Problem statement: Produce a verbatim copy of the entries listed below.

Entries:
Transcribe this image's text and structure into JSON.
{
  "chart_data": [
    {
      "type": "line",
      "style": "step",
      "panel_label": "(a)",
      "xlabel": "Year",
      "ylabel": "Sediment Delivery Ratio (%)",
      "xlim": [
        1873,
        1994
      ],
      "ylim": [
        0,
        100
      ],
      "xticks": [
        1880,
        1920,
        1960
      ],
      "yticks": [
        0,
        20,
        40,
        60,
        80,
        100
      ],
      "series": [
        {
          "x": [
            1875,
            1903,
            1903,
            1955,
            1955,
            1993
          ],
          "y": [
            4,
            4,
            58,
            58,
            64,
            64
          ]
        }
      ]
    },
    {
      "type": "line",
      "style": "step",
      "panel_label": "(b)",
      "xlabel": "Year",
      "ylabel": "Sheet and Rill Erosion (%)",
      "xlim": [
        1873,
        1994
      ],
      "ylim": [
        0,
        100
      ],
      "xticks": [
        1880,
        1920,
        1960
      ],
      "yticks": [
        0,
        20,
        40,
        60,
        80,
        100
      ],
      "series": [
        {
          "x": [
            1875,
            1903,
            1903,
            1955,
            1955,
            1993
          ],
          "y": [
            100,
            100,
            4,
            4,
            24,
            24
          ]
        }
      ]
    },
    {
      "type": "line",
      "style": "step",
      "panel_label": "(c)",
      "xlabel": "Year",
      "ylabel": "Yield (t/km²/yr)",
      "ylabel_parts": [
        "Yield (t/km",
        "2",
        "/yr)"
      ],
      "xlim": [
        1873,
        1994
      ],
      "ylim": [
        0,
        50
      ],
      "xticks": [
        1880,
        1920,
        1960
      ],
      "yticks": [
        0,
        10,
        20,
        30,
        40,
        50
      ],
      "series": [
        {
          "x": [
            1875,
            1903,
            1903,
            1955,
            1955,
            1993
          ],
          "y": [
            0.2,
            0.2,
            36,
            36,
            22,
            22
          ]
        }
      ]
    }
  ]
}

Completed task:
Transcribe this image's text and structure into JSON.
{
  "chart_data": [
    {
      "type": "line",
      "style": "step",
      "panel_label": "(a)",
      "xlabel": "Year",
      "ylabel": "Sediment Delivery Ratio (%)",
      "xlim": [
        1873,
        1994
      ],
      "ylim": [
        0,
        100
      ],
      "xticks": [
        1880,
        1920,
        1960
      ],
      "yticks": [
        0,
        20,
        40,
        60,
        80,
        100
      ],
      "series": [
        {
          "x": [
            1875,
            1903,
            1903,
            1955,
            1955,
            1993
          ],
          "y": [
            4,
            4,
            58,
            58,
            64,
            64
          ]
        }
      ]
    },
    {
      "type": "line",
      "style": "step",
      "panel_label": "(b)",
      "xlabel": "Year",
      "ylabel": "Sheet and Rill Erosion (%)",
      "xlim": [
        1873,
        1994
      ],
      "ylim": [
        0,
        100
      ],
      "xticks": [
        1880,
        1920,
        1960
      ],
      "yticks": [
        0,
        20,
        40,
        60,
        80,
        100
      ],
      "series": [
        {
          "x": [
            1875,
            1903,
            1903,
            1955,
            1955,
            1993
          ],
          "y": [
            100,
            100,
            4,
            4,
            24,
            24
          ]
        }
      ]
    },
    {
      "type": "line",
      "style": "step",
      "panel_label": "(c)",
      "xlabel": "Year",
      "ylabel": "Yield (t/km²/yr)",
      "ylabel_parts": [
        "Yield (t/km",
        "2",
        "/yr)"
      ],
      "xlim": [
        1873,
        1994
      ],
      "ylim": [
        0,
        50
      ],
      "xticks": [
        1880,
        1920,
        1960
      ],
      "yticks": [
        0,
        10,
        20,
        30,
        40,
        50
      ],
      "series": [
        {
          "x": [
            1875,
            1903,
            1903,
            1955,
            1955,
            1993
          ],
          "y": [
            0.2,
            0.2,
            36,
            36,
            22,
            22
          ]
        }
      ]
    }
  ]
}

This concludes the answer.